→ **INSTRUCTIONS FOR THE TASK**
Reproduce the listing below word for word, starting with its first line and continuing through the line that contains "y-tick-label: 120 <box>58 236 80 251</box>", including both of those lines.

→ **DATA SHOWN**

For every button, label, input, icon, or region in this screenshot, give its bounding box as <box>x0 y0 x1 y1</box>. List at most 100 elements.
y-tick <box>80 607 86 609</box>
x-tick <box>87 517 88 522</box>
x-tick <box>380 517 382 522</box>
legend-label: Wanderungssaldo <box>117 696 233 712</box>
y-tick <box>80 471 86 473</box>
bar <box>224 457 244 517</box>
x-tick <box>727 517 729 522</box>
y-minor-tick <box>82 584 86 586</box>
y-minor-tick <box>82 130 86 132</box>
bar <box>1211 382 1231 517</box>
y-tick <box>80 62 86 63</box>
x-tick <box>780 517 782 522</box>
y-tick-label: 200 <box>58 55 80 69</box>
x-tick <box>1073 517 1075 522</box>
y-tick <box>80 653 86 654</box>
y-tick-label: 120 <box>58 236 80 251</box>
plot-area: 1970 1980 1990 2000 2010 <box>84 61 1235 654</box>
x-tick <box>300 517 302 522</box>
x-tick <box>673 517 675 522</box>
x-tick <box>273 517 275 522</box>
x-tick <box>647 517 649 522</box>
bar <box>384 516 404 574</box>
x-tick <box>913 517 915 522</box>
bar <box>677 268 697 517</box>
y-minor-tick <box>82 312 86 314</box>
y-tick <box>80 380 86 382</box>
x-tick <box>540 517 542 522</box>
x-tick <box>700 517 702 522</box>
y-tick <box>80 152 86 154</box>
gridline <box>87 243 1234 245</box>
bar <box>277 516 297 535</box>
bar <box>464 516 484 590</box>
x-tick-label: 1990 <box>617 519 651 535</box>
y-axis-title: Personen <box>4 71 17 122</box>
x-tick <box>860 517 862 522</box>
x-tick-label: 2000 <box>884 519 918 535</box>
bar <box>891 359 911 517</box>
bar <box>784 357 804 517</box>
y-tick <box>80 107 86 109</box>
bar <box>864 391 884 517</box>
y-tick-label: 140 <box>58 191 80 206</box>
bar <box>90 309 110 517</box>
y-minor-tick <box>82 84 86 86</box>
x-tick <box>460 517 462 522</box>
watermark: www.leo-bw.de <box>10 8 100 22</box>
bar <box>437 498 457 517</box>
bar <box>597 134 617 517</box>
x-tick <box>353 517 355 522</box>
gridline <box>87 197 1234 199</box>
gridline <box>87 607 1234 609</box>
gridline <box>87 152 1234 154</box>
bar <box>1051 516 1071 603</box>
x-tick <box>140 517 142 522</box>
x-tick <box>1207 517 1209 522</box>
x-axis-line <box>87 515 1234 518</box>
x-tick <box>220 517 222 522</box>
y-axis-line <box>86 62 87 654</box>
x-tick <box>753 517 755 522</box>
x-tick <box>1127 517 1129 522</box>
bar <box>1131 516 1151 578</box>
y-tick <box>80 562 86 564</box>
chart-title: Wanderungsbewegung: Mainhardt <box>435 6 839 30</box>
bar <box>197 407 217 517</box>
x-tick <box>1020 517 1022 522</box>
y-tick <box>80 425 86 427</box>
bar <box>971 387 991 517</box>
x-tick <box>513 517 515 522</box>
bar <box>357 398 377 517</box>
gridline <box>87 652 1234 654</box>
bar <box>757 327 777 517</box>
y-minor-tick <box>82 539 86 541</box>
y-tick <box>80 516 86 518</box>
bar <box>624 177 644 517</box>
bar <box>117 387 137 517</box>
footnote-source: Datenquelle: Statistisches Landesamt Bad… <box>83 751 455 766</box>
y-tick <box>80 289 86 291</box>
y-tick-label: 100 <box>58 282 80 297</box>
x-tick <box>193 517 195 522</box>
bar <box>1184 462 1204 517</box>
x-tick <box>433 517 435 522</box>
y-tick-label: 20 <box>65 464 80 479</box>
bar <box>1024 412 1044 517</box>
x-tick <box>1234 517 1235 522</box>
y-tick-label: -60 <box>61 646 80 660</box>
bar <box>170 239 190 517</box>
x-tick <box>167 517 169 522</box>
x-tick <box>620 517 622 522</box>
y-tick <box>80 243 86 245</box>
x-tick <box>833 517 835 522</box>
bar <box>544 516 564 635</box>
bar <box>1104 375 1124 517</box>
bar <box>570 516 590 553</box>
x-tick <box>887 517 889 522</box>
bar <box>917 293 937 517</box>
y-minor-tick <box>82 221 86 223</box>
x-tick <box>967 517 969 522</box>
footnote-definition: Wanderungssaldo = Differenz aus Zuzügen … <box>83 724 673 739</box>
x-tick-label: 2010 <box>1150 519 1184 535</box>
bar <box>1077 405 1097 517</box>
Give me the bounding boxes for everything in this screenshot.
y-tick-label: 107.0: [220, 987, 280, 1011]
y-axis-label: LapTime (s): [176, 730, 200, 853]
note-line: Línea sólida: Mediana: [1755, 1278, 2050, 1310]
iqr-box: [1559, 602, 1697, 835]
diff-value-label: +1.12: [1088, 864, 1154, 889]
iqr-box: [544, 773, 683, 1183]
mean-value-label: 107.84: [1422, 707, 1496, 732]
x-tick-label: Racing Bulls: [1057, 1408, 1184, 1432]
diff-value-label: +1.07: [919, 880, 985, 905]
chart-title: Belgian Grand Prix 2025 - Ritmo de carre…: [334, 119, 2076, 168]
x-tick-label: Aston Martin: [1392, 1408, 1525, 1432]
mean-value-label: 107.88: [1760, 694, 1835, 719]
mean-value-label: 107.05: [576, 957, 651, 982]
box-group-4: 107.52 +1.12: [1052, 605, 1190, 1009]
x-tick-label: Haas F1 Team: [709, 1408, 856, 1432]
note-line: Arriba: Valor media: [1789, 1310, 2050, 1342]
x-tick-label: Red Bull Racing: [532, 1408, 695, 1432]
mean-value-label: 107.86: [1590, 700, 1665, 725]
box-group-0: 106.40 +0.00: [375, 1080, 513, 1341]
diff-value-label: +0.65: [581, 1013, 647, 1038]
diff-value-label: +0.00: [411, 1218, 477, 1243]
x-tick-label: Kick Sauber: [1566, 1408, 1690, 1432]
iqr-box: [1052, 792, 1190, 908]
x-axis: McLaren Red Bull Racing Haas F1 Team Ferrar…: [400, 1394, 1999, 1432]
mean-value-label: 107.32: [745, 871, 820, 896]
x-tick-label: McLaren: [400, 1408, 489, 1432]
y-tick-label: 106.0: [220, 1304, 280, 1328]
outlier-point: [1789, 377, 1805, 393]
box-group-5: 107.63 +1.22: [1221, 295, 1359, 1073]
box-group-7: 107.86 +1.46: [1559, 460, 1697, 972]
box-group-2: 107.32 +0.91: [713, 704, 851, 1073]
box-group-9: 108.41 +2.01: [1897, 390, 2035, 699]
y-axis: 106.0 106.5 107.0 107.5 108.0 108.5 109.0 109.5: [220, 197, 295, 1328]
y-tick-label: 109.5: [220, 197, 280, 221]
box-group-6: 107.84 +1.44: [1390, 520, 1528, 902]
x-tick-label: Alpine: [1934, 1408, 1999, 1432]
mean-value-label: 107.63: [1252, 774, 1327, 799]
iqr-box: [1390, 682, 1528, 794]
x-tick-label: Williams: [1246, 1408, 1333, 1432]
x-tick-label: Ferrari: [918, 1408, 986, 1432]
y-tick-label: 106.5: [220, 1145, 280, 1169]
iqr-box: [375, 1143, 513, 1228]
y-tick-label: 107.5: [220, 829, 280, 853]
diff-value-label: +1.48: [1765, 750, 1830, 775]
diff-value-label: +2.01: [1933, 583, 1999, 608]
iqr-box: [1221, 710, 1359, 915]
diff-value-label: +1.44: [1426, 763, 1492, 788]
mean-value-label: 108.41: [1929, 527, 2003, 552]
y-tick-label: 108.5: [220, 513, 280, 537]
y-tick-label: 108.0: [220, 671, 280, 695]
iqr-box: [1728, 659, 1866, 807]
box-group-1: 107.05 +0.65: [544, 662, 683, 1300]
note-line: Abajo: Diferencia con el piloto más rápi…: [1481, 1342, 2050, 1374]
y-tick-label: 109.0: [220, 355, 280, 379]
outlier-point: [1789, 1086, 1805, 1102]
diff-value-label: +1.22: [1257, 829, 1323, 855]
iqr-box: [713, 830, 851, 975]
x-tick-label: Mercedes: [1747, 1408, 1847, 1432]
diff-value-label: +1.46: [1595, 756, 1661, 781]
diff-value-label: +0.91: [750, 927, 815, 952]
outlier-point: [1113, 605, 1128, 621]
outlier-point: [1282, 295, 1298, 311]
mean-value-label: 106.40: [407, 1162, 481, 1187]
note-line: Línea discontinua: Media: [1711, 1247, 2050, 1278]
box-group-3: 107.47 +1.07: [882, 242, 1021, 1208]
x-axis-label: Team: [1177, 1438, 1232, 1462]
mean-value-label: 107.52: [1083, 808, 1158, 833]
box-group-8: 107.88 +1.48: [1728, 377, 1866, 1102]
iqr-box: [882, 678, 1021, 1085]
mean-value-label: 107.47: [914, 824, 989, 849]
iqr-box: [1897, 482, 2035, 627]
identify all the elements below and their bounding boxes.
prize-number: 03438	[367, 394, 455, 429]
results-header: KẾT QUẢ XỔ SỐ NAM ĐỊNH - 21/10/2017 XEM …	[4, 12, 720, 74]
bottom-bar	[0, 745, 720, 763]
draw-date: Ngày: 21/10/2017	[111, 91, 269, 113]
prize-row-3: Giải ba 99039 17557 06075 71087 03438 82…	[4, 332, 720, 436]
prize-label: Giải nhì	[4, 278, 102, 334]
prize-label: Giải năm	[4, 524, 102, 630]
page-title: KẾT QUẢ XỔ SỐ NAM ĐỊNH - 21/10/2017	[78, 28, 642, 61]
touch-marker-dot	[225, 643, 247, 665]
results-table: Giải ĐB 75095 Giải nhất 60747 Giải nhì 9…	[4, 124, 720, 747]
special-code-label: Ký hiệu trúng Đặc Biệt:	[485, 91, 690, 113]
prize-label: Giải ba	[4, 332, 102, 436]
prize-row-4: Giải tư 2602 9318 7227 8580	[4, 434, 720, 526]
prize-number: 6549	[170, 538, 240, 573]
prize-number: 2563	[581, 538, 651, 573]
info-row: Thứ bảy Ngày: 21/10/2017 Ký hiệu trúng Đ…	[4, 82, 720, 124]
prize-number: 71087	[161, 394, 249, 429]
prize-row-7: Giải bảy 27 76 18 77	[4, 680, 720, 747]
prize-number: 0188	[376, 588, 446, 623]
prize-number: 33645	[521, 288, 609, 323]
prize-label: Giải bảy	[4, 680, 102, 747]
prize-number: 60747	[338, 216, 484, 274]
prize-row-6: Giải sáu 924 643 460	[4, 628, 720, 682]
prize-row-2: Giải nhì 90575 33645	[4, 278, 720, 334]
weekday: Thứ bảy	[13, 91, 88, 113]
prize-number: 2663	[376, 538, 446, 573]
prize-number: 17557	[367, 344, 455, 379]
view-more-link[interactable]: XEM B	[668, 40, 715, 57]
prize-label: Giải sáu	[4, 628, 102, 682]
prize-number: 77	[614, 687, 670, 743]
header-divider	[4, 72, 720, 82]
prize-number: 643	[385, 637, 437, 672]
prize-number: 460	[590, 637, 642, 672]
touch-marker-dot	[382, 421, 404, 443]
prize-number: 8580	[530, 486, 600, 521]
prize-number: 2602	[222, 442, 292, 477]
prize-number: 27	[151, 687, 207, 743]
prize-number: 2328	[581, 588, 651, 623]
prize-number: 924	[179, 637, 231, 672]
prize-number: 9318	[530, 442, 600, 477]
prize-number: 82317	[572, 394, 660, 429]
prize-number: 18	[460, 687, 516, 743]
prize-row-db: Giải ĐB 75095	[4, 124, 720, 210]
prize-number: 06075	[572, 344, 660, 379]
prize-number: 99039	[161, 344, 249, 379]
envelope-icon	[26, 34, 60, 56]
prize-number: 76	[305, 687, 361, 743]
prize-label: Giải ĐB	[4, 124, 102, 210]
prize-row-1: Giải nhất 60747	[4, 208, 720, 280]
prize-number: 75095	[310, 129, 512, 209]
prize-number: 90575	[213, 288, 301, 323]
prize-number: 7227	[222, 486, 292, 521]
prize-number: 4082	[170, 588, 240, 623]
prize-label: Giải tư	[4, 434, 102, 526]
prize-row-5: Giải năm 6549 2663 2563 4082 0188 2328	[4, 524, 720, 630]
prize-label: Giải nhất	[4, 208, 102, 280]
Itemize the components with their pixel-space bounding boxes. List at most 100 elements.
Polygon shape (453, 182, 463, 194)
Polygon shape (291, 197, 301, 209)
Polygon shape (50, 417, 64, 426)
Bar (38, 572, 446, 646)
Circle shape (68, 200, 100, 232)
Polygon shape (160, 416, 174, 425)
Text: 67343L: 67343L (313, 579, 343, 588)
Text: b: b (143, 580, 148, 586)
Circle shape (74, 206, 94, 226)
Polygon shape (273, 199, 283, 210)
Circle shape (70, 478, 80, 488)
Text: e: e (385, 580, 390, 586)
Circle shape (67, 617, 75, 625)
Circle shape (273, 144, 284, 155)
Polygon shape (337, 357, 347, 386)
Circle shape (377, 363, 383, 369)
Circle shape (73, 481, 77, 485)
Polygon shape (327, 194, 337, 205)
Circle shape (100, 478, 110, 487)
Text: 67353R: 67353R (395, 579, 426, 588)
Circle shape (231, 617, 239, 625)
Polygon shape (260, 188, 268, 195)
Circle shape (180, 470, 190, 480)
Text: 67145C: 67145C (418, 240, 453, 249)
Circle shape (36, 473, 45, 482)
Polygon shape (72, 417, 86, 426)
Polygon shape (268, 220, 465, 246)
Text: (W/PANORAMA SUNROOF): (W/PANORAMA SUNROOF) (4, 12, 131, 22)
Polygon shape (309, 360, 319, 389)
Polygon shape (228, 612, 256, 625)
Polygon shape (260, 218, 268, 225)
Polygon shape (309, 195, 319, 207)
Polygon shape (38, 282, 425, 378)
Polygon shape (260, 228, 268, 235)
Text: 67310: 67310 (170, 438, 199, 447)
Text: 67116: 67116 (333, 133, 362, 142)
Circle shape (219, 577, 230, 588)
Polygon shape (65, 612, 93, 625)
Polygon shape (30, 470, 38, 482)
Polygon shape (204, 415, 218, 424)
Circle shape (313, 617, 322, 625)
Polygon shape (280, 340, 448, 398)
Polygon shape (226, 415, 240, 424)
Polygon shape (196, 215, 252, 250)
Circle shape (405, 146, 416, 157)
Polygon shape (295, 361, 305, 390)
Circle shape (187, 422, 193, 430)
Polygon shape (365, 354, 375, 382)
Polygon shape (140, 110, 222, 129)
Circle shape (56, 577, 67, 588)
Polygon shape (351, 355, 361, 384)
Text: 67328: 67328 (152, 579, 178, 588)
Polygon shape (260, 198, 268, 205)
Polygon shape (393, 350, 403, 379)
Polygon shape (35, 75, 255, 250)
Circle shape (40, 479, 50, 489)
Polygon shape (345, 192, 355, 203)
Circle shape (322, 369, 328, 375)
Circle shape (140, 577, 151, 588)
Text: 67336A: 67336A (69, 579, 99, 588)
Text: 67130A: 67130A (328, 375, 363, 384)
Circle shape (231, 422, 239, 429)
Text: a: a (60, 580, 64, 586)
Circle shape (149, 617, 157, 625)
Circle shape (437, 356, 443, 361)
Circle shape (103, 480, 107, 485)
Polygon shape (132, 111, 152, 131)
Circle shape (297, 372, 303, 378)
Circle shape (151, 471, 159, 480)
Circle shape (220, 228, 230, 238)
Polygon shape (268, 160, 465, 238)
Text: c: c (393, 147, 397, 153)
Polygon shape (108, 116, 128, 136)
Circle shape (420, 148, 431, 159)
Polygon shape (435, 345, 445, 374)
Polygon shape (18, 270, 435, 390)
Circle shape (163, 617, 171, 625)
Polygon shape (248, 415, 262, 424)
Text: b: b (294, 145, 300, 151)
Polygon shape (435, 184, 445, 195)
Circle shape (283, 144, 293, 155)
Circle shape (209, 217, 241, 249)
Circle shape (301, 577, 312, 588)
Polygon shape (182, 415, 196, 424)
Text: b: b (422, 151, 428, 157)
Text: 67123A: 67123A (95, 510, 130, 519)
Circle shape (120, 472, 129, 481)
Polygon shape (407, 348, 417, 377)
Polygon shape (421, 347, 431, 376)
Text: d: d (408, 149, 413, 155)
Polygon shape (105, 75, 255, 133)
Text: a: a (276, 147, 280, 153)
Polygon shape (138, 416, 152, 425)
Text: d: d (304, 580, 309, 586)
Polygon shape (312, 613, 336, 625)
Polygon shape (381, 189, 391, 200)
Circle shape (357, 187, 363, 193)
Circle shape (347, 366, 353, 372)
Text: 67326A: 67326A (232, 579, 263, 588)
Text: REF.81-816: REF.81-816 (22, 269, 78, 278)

→ **COMPLETE OUTPUT**
For every button, label, input, icon, or region in this screenshot, give its bounding box as <box>x0 y0 x1 y1</box>. List at most 100 elements.
y-tick <box>80 607 86 609</box>
x-tick <box>87 517 88 522</box>
x-tick <box>380 517 382 522</box>
legend-label: Wanderungssaldo <box>117 696 233 712</box>
y-tick <box>80 471 86 473</box>
bar <box>224 457 244 517</box>
x-tick <box>727 517 729 522</box>
y-minor-tick <box>82 584 86 586</box>
y-minor-tick <box>82 130 86 132</box>
bar <box>1211 382 1231 517</box>
y-tick <box>80 62 86 63</box>
x-tick <box>780 517 782 522</box>
y-tick-label: 200 <box>58 55 80 69</box>
x-tick <box>1073 517 1075 522</box>
y-tick <box>80 653 86 654</box>
y-tick-label: 120 <box>58 236 80 251</box>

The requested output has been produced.